> _WORK INSTRUCTIONS_:
Which lines in the records below contain the word "werden"? Copy each of them.

> _RECORDS TO USE_:
* * * * * * * * *
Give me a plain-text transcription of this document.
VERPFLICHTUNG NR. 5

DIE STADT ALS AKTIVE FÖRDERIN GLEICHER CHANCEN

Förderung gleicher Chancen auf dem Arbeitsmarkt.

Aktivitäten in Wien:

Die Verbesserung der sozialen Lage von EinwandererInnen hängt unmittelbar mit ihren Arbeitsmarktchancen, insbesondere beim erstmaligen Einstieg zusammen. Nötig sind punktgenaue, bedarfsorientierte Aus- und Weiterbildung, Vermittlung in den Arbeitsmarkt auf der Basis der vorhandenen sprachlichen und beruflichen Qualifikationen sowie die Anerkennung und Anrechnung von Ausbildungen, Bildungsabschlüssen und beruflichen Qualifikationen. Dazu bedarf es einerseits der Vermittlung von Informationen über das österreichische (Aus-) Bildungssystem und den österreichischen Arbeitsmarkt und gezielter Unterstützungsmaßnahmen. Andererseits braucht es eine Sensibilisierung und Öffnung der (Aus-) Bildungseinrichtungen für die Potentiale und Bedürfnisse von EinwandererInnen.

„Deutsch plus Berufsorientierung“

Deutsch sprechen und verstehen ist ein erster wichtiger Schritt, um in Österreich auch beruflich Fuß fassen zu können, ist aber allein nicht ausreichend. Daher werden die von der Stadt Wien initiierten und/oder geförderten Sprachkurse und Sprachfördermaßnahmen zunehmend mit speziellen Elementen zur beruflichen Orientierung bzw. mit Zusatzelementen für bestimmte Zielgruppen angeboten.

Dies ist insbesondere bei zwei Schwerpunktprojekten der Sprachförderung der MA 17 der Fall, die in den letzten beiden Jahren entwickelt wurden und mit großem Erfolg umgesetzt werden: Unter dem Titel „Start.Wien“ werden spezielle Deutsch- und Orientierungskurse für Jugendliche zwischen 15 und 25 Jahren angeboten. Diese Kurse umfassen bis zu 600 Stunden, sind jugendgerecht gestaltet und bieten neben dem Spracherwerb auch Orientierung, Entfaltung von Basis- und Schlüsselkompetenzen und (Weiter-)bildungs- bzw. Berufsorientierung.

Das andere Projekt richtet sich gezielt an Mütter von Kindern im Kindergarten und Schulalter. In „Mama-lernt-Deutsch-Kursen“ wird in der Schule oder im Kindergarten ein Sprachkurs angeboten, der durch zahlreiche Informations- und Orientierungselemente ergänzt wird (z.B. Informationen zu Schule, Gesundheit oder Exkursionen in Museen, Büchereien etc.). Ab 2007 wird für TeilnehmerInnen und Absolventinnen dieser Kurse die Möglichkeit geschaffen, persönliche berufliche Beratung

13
* * * * * * * * *
> _RESULT OF THIS TASK_:
Deutsch sprechen und verstehen ist ein erster wichtiger Schritt, um in Österreich auch beruflich Fuß fassen zu können, ist aber allein nicht ausreichend. Daher werden die von der Stadt Wien initiierten und/oder geförderten Sprachkurse und Sprachfördermaßnahmen zunehmend mit speziellen Elementen zur beruflichen Orientierung bzw. mit Zusatzelementen für bestimmte Zielgruppen angeboten.
Dies ist insbesondere bei zwei Schwerpunktprojekten der Sprachförderung der MA 17 der Fall, die in den letzten beiden Jahren entwickelt wurden und mit großem Erfolg umgesetzt werden: Unter dem Titel „Start.Wien“ werden spezielle Deutsch- und Orientierungskurse für Jugendliche zwischen 15 und 25 Jahren angeboten. Diese Kurse umfassen bis zu 600 Stunden, sind jugendgerecht gestaltet und bieten neben dem Spracherwerb auch Orientierung, Entfaltung von Basis- und Schlüsselkompetenzen und (Weiter-)bildungs- bzw. Berufsorientierung.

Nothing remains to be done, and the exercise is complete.